►
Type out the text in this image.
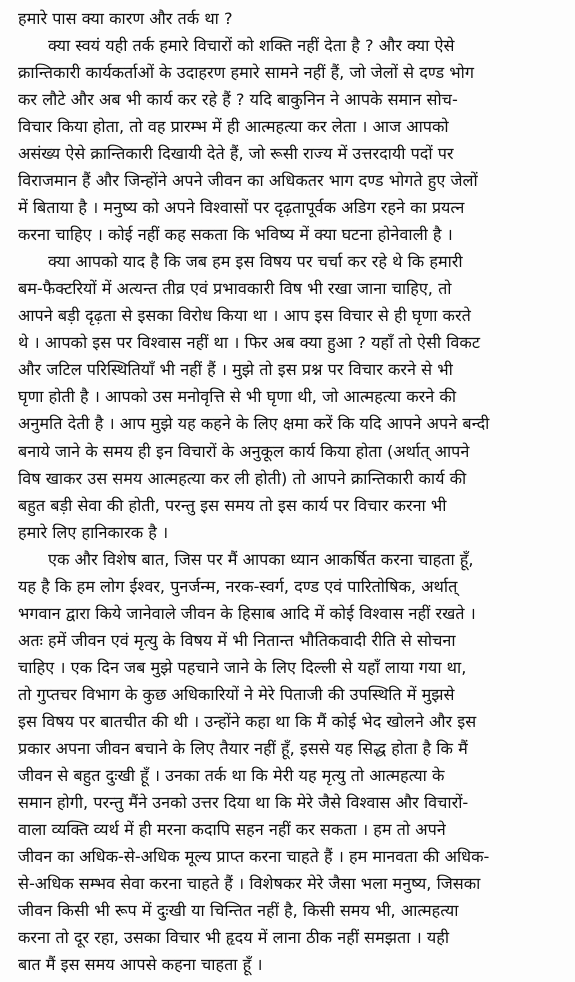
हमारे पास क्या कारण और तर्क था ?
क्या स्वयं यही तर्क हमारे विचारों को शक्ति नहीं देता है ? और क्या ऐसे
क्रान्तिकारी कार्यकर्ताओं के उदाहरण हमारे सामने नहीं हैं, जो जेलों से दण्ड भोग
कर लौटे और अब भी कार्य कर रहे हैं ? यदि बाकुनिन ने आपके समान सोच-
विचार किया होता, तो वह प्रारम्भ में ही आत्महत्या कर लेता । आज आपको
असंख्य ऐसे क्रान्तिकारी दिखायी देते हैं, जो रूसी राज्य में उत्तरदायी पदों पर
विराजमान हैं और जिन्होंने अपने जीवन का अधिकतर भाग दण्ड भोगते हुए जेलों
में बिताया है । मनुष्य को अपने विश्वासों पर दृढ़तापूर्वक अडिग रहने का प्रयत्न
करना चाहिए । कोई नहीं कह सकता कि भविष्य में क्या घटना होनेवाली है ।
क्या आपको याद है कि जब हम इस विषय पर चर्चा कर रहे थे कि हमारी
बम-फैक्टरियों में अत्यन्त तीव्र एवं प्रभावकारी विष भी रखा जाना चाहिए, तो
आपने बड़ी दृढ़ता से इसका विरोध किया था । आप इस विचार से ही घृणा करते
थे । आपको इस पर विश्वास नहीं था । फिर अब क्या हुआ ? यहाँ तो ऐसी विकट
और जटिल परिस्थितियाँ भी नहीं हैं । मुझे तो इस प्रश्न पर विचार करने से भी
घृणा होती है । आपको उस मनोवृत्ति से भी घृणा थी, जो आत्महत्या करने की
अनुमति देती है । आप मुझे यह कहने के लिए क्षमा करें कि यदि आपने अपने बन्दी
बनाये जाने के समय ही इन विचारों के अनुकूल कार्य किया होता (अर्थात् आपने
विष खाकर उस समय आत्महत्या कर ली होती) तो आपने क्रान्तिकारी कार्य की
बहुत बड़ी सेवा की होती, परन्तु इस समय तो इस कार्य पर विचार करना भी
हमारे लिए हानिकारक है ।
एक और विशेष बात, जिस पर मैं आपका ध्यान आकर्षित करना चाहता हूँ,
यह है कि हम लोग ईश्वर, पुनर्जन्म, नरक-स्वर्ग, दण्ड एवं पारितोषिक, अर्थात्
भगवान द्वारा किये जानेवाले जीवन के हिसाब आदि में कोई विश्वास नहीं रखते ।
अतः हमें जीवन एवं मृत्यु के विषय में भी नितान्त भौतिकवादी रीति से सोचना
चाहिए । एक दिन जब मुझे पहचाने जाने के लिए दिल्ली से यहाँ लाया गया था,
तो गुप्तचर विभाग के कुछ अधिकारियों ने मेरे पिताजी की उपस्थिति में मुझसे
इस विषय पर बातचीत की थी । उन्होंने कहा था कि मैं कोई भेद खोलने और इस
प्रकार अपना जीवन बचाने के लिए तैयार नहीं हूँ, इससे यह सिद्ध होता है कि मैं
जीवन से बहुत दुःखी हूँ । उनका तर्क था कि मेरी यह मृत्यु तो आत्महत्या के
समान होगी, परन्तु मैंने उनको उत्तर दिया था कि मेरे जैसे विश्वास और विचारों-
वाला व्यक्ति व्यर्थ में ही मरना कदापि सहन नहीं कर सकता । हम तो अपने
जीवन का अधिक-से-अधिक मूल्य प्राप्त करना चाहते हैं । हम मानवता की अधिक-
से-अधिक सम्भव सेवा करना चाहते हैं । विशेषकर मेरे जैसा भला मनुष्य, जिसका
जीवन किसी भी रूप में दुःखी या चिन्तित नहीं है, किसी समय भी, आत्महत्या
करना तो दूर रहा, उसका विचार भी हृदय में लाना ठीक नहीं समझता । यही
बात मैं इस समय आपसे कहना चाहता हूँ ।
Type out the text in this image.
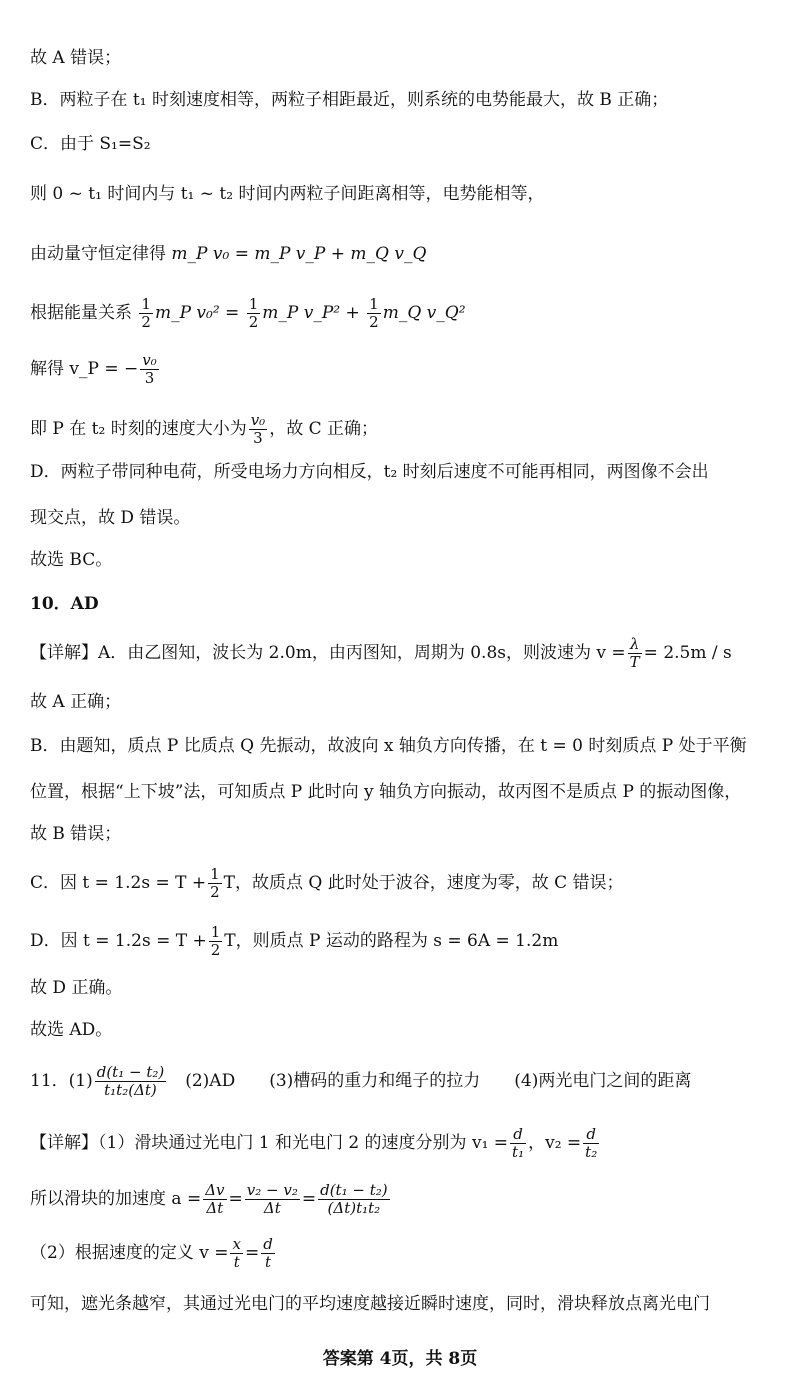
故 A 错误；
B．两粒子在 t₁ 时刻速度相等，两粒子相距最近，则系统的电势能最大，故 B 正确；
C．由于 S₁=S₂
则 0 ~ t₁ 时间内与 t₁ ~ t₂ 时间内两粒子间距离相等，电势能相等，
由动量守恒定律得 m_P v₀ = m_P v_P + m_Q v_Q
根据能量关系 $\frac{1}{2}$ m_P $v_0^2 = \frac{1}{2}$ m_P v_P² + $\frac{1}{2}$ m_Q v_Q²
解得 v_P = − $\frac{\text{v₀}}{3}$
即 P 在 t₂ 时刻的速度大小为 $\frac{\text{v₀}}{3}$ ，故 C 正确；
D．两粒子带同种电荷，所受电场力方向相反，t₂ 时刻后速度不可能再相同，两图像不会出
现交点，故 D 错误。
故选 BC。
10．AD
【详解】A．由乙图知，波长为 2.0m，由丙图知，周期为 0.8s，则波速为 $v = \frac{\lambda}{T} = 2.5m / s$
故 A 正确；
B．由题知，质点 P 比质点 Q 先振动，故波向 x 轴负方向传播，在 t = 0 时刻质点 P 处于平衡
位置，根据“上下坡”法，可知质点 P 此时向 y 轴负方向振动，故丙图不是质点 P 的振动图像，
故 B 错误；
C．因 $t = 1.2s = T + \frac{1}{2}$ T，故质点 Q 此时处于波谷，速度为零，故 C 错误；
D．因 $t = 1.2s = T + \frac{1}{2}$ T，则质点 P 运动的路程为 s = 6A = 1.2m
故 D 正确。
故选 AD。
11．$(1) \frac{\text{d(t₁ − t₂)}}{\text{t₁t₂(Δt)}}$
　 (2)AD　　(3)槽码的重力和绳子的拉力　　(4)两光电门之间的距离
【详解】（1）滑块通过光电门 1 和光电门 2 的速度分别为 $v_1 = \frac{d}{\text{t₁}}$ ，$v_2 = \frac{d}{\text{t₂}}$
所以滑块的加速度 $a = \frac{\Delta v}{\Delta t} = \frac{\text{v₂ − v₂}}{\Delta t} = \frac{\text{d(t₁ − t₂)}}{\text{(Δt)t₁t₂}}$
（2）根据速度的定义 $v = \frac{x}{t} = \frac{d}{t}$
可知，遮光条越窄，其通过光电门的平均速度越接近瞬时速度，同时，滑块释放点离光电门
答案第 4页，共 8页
◄
- YOUR TASK
Transcribe all the lines above exactly, apart from the pictures.

- ANSWER IN FULL
Type out the text in this image.
हमारे पास क्या कारण और तर्क था ?
क्या स्वयं यही तर्क हमारे विचारों को शक्ति नहीं देता है ? और क्या ऐसे
क्रान्तिकारी कार्यकर्ताओं के उदाहरण हमारे सामने नहीं हैं, जो जेलों से दण्ड भोग
कर लौटे और अब भी कार्य कर रहे हैं ? यदि बाकुनिन ने आपके समान सोच-
विचार किया होता, तो वह प्रारम्भ में ही आत्महत्या कर लेता । आज आपको
असंख्य ऐसे क्रान्तिकारी दिखायी देते हैं, जो रूसी राज्य में उत्तरदायी पदों पर
विराजमान हैं और जिन्होंने अपने जीवन का अधिकतर भाग दण्ड भोगते हुए जेलों
में बिताया है । मनुष्य को अपने विश्वासों पर दृढ़तापूर्वक अडिग रहने का प्रयत्न
करना चाहिए । कोई नहीं कह सकता कि भविष्य में क्या घटना होनेवाली है ।
क्या आपको याद है कि जब हम इस विषय पर चर्चा कर रहे थे कि हमारी
बम-फैक्टरियों में अत्यन्त तीव्र एवं प्रभावकारी विष भी रखा जाना चाहिए, तो
आपने बड़ी दृढ़ता से इसका विरोध किया था । आप इस विचार से ही घृणा करते
थे । आपको इस पर विश्वास नहीं था । फिर अब क्या हुआ ? यहाँ तो ऐसी विकट
और जटिल परिस्थितियाँ भी नहीं हैं । मुझे तो इस प्रश्न पर विचार करने से भी
घृणा होती है । आपको उस मनोवृत्ति से भी घृणा थी, जो आत्महत्या करने की
अनुमति देती है । आप मुझे यह कहने के लिए क्षमा करें कि यदि आपने अपने बन्दी
बनाये जाने के समय ही इन विचारों के अनुकूल कार्य किया होता (अर्थात् आपने
विष खाकर उस समय आत्महत्या कर ली होती) तो आपने क्रान्तिकारी कार्य की
बहुत बड़ी सेवा की होती, परन्तु इस समय तो इस कार्य पर विचार करना भी
हमारे लिए हानिकारक है ।
एक और विशेष बात, जिस पर मैं आपका ध्यान आकर्षित करना चाहता हूँ,
यह है कि हम लोग ईश्वर, पुनर्जन्म, नरक-स्वर्ग, दण्ड एवं पारितोषिक, अर्थात्
भगवान द्वारा किये जानेवाले जीवन के हिसाब आदि में कोई विश्वास नहीं रखते ।
अतः हमें जीवन एवं मृत्यु के विषय में भी नितान्त भौतिकवादी रीति से सोचना
चाहिए । एक दिन जब मुझे पहचाने जाने के लिए दिल्ली से यहाँ लाया गया था,
तो गुप्तचर विभाग के कुछ अधिकारियों ने मेरे पिताजी की उपस्थिति में मुझसे
इस विषय पर बातचीत की थी । उन्होंने कहा था कि मैं कोई भेद खोलने और इस
प्रकार अपना जीवन बचाने के लिए तैयार नहीं हूँ, इससे यह सिद्ध होता है कि मैं
जीवन से बहुत दुःखी हूँ । उनका तर्क था कि मेरी यह मृत्यु तो आत्महत्या के
समान होगी, परन्तु मैंने उनको उत्तर दिया था कि मेरे जैसे विश्वास और विचारों-
वाला व्यक्ति व्यर्थ में ही मरना कदापि सहन नहीं कर सकता । हम तो अपने
जीवन का अधिक-से-अधिक मूल्य प्राप्त करना चाहते हैं । हम मानवता की अधिक-
से-अधिक सम्भव सेवा करना चाहते हैं । विशेषकर मेरे जैसा भला मनुष्य, जिसका
जीवन किसी भी रूप में दुःखी या चिन्तित नहीं है, किसी समय भी, आत्महत्या
करना तो दूर रहा, उसका विचार भी हृदय में लाना ठीक नहीं समझता । यही
बात मैं इस समय आपसे कहना चाहता हूँ ।
Type out the text in this image.
故 A 错误；
B．两粒子在 t₁ 时刻速度相等，两粒子相距最近，则系统的电势能最大，故 B 正确；
C．由于 S₁=S₂
则 0 ~ t₁ 时间内与 t₁ ~ t₂ 时间内两粒子间距离相等，电势能相等，
由动量守恒定律得 m_P v₀ = m_P v_P + m_Q v_Q
根据能量关系 $\frac{1}{2}$ m_P $v_0^2 = \frac{1}{2}$ m_P v_P² + $\frac{1}{2}$ m_Q v_Q²
解得 v_P = − $\frac{\text{v₀}}{3}$
即 P 在 t₂ 时刻的速度大小为 $\frac{\text{v₀}}{3}$ ，故 C 正确；
D．两粒子带同种电荷，所受电场力方向相反，t₂ 时刻后速度不可能再相同，两图像不会出
现交点，故 D 错误。
故选 BC。
10．AD
【详解】A．由乙图知，波长为 2.0m，由丙图知，周期为 0.8s，则波速为 $v = \frac{\lambda}{T} = 2.5m / s$
故 A 正确；
B．由题知，质点 P 比质点 Q 先振动，故波向 x 轴负方向传播，在 t = 0 时刻质点 P 处于平衡
位置，根据“上下坡”法，可知质点 P 此时向 y 轴负方向振动，故丙图不是质点 P 的振动图像，
故 B 错误；
C．因 $t = 1.2s = T + \frac{1}{2}$ T，故质点 Q 此时处于波谷，速度为零，故 C 错误；
D．因 $t = 1.2s = T + \frac{1}{2}$ T，则质点 P 运动的路程为 s = 6A = 1.2m
故 D 正确。
故选 AD。
11．$(1) \frac{\text{d(t₁ − t₂)}}{\text{t₁t₂(Δt)}}$
　 (2)AD　　(3)槽码的重力和绳子的拉力　　(4)两光电门之间的距离
【详解】（1）滑块通过光电门 1 和光电门 2 的速度分别为 $v_1 = \frac{d}{\text{t₁}}$ ，$v_2 = \frac{d}{\text{t₂}}$
所以滑块的加速度 $a = \frac{\Delta v}{\Delta t} = \frac{\text{v₂ − v₂}}{\Delta t} = \frac{\text{d(t₁ − t₂)}}{\text{(Δt)t₁t₂}}$
（2）根据速度的定义 $v = \frac{x}{t} = \frac{d}{t}$
可知，遮光条越窄，其通过光电门的平均速度越接近瞬时速度，同时，滑块释放点离光电门
答案第 4页，共 8页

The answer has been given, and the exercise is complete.